--- DATASET RECORDS ---
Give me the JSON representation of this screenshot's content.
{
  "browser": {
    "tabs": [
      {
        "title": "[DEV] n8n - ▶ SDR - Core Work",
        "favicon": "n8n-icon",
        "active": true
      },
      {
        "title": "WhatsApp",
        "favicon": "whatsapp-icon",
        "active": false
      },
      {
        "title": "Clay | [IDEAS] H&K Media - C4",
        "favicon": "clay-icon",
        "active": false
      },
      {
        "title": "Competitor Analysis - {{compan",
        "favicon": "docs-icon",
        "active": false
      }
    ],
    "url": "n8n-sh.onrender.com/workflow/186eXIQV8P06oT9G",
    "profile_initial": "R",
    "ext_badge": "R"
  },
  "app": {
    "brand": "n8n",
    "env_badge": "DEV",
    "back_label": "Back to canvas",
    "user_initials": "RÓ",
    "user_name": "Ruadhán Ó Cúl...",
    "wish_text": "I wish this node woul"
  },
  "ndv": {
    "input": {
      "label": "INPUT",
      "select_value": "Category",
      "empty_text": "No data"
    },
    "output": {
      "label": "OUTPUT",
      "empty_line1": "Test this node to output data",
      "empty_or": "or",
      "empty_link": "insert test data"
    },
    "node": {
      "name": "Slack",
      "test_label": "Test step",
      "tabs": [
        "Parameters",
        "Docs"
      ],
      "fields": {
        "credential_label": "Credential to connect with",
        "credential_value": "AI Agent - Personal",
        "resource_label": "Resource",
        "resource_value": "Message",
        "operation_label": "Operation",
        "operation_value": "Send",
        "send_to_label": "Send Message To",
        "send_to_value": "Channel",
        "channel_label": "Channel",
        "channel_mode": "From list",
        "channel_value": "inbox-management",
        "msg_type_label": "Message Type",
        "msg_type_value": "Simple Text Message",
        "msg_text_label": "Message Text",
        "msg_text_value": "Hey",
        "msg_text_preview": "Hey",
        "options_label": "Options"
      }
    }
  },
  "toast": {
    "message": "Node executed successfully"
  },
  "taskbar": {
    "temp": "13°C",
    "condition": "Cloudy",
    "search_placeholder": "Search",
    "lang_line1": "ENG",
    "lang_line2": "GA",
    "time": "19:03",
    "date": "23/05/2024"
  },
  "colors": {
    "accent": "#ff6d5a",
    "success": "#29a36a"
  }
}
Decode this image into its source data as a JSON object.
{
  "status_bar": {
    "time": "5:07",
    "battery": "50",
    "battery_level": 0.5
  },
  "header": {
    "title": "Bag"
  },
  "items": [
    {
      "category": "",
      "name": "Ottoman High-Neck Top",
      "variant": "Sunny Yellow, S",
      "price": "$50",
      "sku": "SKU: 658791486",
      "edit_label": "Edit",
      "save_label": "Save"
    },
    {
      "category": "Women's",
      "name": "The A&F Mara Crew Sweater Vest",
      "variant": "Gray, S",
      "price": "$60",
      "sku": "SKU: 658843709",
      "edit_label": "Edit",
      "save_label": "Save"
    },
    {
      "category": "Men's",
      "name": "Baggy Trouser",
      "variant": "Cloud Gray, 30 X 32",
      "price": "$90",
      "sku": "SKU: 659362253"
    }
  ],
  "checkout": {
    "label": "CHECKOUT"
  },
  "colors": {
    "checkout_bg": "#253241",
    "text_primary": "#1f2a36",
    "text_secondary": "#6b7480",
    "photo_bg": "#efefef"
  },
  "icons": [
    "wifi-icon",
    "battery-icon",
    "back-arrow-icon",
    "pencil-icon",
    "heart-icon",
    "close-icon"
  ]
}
---
Write out all of the records once more, exactly.

Give me the JSON representation of this screenshot's content.
{
  "browser": {
    "tabs": [
      {
        "title": "[DEV] n8n - ▶ SDR - Core Work",
        "favicon": "n8n-icon",
        "active": true
      },
      {
        "title": "WhatsApp",
        "favicon": "whatsapp-icon",
        "active": false
      },
      {
        "title": "Clay | [IDEAS] H&K Media - C4",
        "favicon": "clay-icon",
        "active": false
      },
      {
        "title": "Competitor Analysis - {{compan",
        "favicon": "docs-icon",
        "active": false
      }
    ],
    "url": "n8n-sh.onrender.com/workflow/186eXIQV8P06oT9G",
    "profile_initial": "R",
    "ext_badge": "R"
  },
  "app": {
    "brand": "n8n",
    "env_badge": "DEV",
    "back_label": "Back to canvas",
    "user_initials": "RÓ",
    "user_name": "Ruadhán Ó Cúl...",
    "wish_text": "I wish this node woul"
  },
  "ndv": {
    "input": {
      "label": "INPUT",
      "select_value": "Category",
      "empty_text": "No data"
    },
    "output": {
      "label": "OUTPUT",
      "empty_line1": "Test this node to output data",
      "empty_or": "or",
      "empty_link": "insert test data"
    },
    "node": {
      "name": "Slack",
      "test_label": "Test step",
      "tabs": [
        "Parameters",
        "Docs"
      ],
      "fields": {
        "credential_label": "Credential to connect with",
        "credential_value": "AI Agent - Personal",
        "resource_label": "Resource",
        "resource_value": "Message",
        "operation_label": "Operation",
        "operation_value": "Send",
        "send_to_label": "Send Message To",
        "send_to_value": "Channel",
        "channel_label": "Channel",
        "channel_mode": "From list",
        "channel_value": "inbox-management",
        "msg_type_label": "Message Type",
        "msg_type_value": "Simple Text Message",
        "msg_text_label": "Message Text",
        "msg_text_value": "Hey",
        "msg_text_preview": "Hey",
        "options_label": "Options"
      }
    }
  },
  "toast": {
    "message": "Node executed successfully"
  },
  "taskbar": {
    "temp": "13°C",
    "condition": "Cloudy",
    "search_placeholder": "Search",
    "lang_line1": "ENG",
    "lang_line2": "GA",
    "time": "19:03",
    "date": "23/05/2024"
  },
  "colors": {
    "accent": "#ff6d5a",
    "success": "#29a36a"
  }
}
Decode this image into its source data as a JSON object.
{
  "status_bar": {
    "time": "5:07",
    "battery": "50",
    "battery_level": 0.5
  },
  "header": {
    "title": "Bag"
  },
  "items": [
    {
      "category": "",
      "name": "Ottoman High-Neck Top",
      "variant": "Sunny Yellow, S",
      "price": "$50",
      "sku": "SKU: 658791486",
      "edit_label": "Edit",
      "save_label": "Save"
    },
    {
      "category": "Women's",
      "name": "The A&F Mara Crew Sweater Vest",
      "variant": "Gray, S",
      "price": "$60",
      "sku": "SKU: 658843709",
      "edit_label": "Edit",
      "save_label": "Save"
    },
    {
      "category": "Men's",
      "name": "Baggy Trouser",
      "variant": "Cloud Gray, 30 X 32",
      "price": "$90",
      "sku": "SKU: 659362253"
    }
  ],
  "checkout": {
    "label": "CHECKOUT"
  },
  "colors": {
    "checkout_bg": "#253241",
    "text_primary": "#1f2a36",
    "text_secondary": "#6b7480",
    "photo_bg": "#efefef"
  },
  "icons": [
    "wifi-icon",
    "battery-icon",
    "back-arrow-icon",
    "pencil-icon",
    "heart-icon",
    "close-icon"
  ]
}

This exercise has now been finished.